● **WHAT NEEDS TO BE DONE**:
Leave out the images; return the rest of the data exactly.
────────
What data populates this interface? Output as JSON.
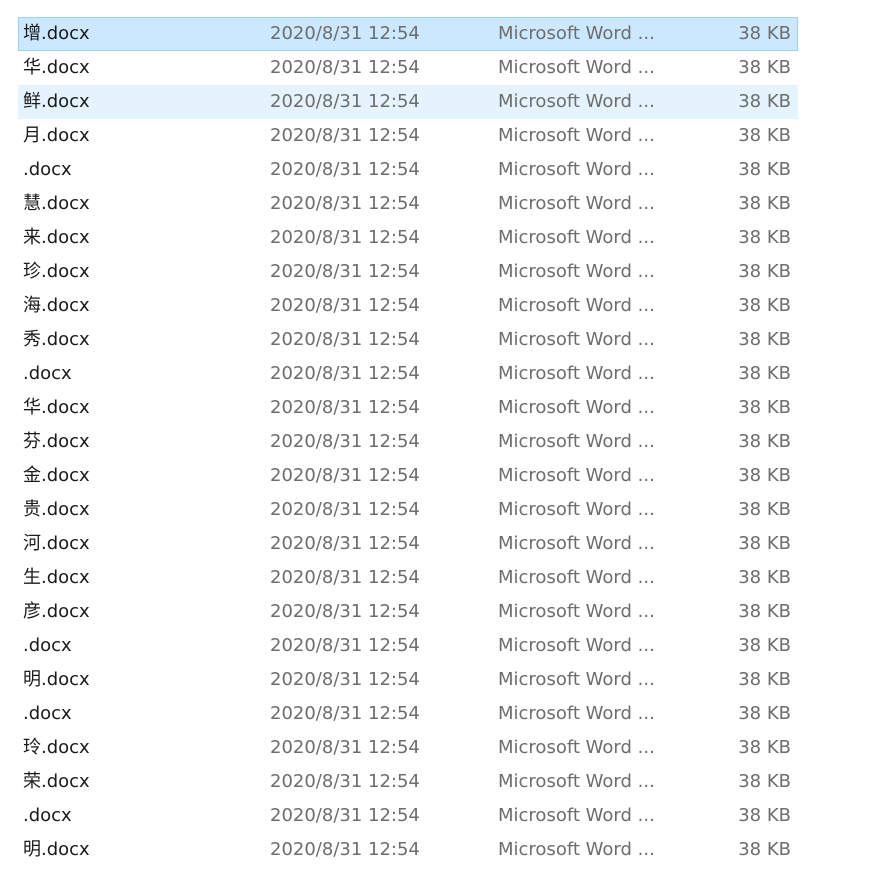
{
  "files": [
    {
      "name": "增.docx",
      "modified": "2020/8/31 12:54",
      "type": "Microsoft Word ...",
      "size": "38 KB",
      "state": "selected"
    },
    {
      "name": "华.docx",
      "modified": "2020/8/31 12:54",
      "type": "Microsoft Word ...",
      "size": "38 KB",
      "state": ""
    },
    {
      "name": "鲜.docx",
      "modified": "2020/8/31 12:54",
      "type": "Microsoft Word ...",
      "size": "38 KB",
      "state": "hover"
    },
    {
      "name": "月.docx",
      "modified": "2020/8/31 12:54",
      "type": "Microsoft Word ...",
      "size": "38 KB",
      "state": ""
    },
    {
      "name": ".docx",
      "modified": "2020/8/31 12:54",
      "type": "Microsoft Word ...",
      "size": "38 KB",
      "state": ""
    },
    {
      "name": "慧.docx",
      "modified": "2020/8/31 12:54",
      "type": "Microsoft Word ...",
      "size": "38 KB",
      "state": ""
    },
    {
      "name": "来.docx",
      "modified": "2020/8/31 12:54",
      "type": "Microsoft Word ...",
      "size": "38 KB",
      "state": ""
    },
    {
      "name": "珍.docx",
      "modified": "2020/8/31 12:54",
      "type": "Microsoft Word ...",
      "size": "38 KB",
      "state": ""
    },
    {
      "name": "海.docx",
      "modified": "2020/8/31 12:54",
      "type": "Microsoft Word ...",
      "size": "38 KB",
      "state": ""
    },
    {
      "name": "秀.docx",
      "modified": "2020/8/31 12:54",
      "type": "Microsoft Word ...",
      "size": "38 KB",
      "state": ""
    },
    {
      "name": ".docx",
      "modified": "2020/8/31 12:54",
      "type": "Microsoft Word ...",
      "size": "38 KB",
      "state": ""
    },
    {
      "name": "华.docx",
      "modified": "2020/8/31 12:54",
      "type": "Microsoft Word ...",
      "size": "38 KB",
      "state": ""
    },
    {
      "name": "芬.docx",
      "modified": "2020/8/31 12:54",
      "type": "Microsoft Word ...",
      "size": "38 KB",
      "state": ""
    },
    {
      "name": "金.docx",
      "modified": "2020/8/31 12:54",
      "type": "Microsoft Word ...",
      "size": "38 KB",
      "state": ""
    },
    {
      "name": "贵.docx",
      "modified": "2020/8/31 12:54",
      "type": "Microsoft Word ...",
      "size": "38 KB",
      "state": ""
    },
    {
      "name": "河.docx",
      "modified": "2020/8/31 12:54",
      "type": "Microsoft Word ...",
      "size": "38 KB",
      "state": ""
    },
    {
      "name": "生.docx",
      "modified": "2020/8/31 12:54",
      "type": "Microsoft Word ...",
      "size": "38 KB",
      "state": ""
    },
    {
      "name": "彦.docx",
      "modified": "2020/8/31 12:54",
      "type": "Microsoft Word ...",
      "size": "38 KB",
      "state": ""
    },
    {
      "name": ".docx",
      "modified": "2020/8/31 12:54",
      "type": "Microsoft Word ...",
      "size": "38 KB",
      "state": ""
    },
    {
      "name": "明.docx",
      "modified": "2020/8/31 12:54",
      "type": "Microsoft Word ...",
      "size": "38 KB",
      "state": ""
    },
    {
      "name": ".docx",
      "modified": "2020/8/31 12:54",
      "type": "Microsoft Word ...",
      "size": "38 KB",
      "state": ""
    },
    {
      "name": "玲.docx",
      "modified": "2020/8/31 12:54",
      "type": "Microsoft Word ...",
      "size": "38 KB",
      "state": ""
    },
    {
      "name": "荣.docx",
      "modified": "2020/8/31 12:54",
      "type": "Microsoft Word ...",
      "size": "38 KB",
      "state": ""
    },
    {
      "name": ".docx",
      "modified": "2020/8/31 12:54",
      "type": "Microsoft Word ...",
      "size": "38 KB",
      "state": ""
    },
    {
      "name": "明.docx",
      "modified": "2020/8/31 12:54",
      "type": "Microsoft Word ...",
      "size": "38 KB",
      "state": ""
    }
  ],
  "colors": {
    "selected_background": "#cce8ff",
    "selected_border": "#99d1ff",
    "hover_background": "#e5f3ff",
    "name_text": "#1a1a1a",
    "detail_text": "#6d6d6d"
  }
}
────────
● **RESULT BELOW**:
What data populates this interface? Output as JSON.
{
  "files": [
    {
      "name": "增.docx",
      "modified": "2020/8/31 12:54",
      "type": "Microsoft Word ...",
      "size": "38 KB",
      "state": "selected"
    },
    {
      "name": "华.docx",
      "modified": "2020/8/31 12:54",
      "type": "Microsoft Word ...",
      "size": "38 KB",
      "state": ""
    },
    {
      "name": "鲜.docx",
      "modified": "2020/8/31 12:54",
      "type": "Microsoft Word ...",
      "size": "38 KB",
      "state": "hover"
    },
    {
      "name": "月.docx",
      "modified": "2020/8/31 12:54",
      "type": "Microsoft Word ...",
      "size": "38 KB",
      "state": ""
    },
    {
      "name": ".docx",
      "modified": "2020/8/31 12:54",
      "type": "Microsoft Word ...",
      "size": "38 KB",
      "state": ""
    },
    {
      "name": "慧.docx",
      "modified": "2020/8/31 12:54",
      "type": "Microsoft Word ...",
      "size": "38 KB",
      "state": ""
    },
    {
      "name": "来.docx",
      "modified": "2020/8/31 12:54",
      "type": "Microsoft Word ...",
      "size": "38 KB",
      "state": ""
    },
    {
      "name": "珍.docx",
      "modified": "2020/8/31 12:54",
      "type": "Microsoft Word ...",
      "size": "38 KB",
      "state": ""
    },
    {
      "name": "海.docx",
      "modified": "2020/8/31 12:54",
      "type": "Microsoft Word ...",
      "size": "38 KB",
      "state": ""
    },
    {
      "name": "秀.docx",
      "modified": "2020/8/31 12:54",
      "type": "Microsoft Word ...",
      "size": "38 KB",
      "state": ""
    },
    {
      "name": ".docx",
      "modified": "2020/8/31 12:54",
      "type": "Microsoft Word ...",
      "size": "38 KB",
      "state": ""
    },
    {
      "name": "华.docx",
      "modified": "2020/8/31 12:54",
      "type": "Microsoft Word ...",
      "size": "38 KB",
      "state": ""
    },
    {
      "name": "芬.docx",
      "modified": "2020/8/31 12:54",
      "type": "Microsoft Word ...",
      "size": "38 KB",
      "state": ""
    },
    {
      "name": "金.docx",
      "modified": "2020/8/31 12:54",
      "type": "Microsoft Word ...",
      "size": "38 KB",
      "state": ""
    },
    {
      "name": "贵.docx",
      "modified": "2020/8/31 12:54",
      "type": "Microsoft Word ...",
      "size": "38 KB",
      "state": ""
    },
    {
      "name": "河.docx",
      "modified": "2020/8/31 12:54",
      "type": "Microsoft Word ...",
      "size": "38 KB",
      "state": ""
    },
    {
      "name": "生.docx",
      "modified": "2020/8/31 12:54",
      "type": "Microsoft Word ...",
      "size": "38 KB",
      "state": ""
    },
    {
      "name": "彦.docx",
      "modified": "2020/8/31 12:54",
      "type": "Microsoft Word ...",
      "size": "38 KB",
      "state": ""
    },
    {
      "name": ".docx",
      "modified": "2020/8/31 12:54",
      "type": "Microsoft Word ...",
      "size": "38 KB",
      "state": ""
    },
    {
      "name": "明.docx",
      "modified": "2020/8/31 12:54",
      "type": "Microsoft Word ...",
      "size": "38 KB",
      "state": ""
    },
    {
      "name": ".docx",
      "modified": "2020/8/31 12:54",
      "type": "Microsoft Word ...",
      "size": "38 KB",
      "state": ""
    },
    {
      "name": "玲.docx",
      "modified": "2020/8/31 12:54",
      "type": "Microsoft Word ...",
      "size": "38 KB",
      "state": ""
    },
    {
      "name": "荣.docx",
      "modified": "2020/8/31 12:54",
      "type": "Microsoft Word ...",
      "size": "38 KB",
      "state": ""
    },
    {
      "name": ".docx",
      "modified": "2020/8/31 12:54",
      "type": "Microsoft Word ...",
      "size": "38 KB",
      "state": ""
    },
    {
      "name": "明.docx",
      "modified": "2020/8/31 12:54",
      "type": "Microsoft Word ...",
      "size": "38 KB",
      "state": ""
    }
  ],
  "colors": {
    "selected_background": "#cce8ff",
    "selected_border": "#99d1ff",
    "hover_background": "#e5f3ff",
    "name_text": "#1a1a1a",
    "detail_text": "#6d6d6d"
  }
}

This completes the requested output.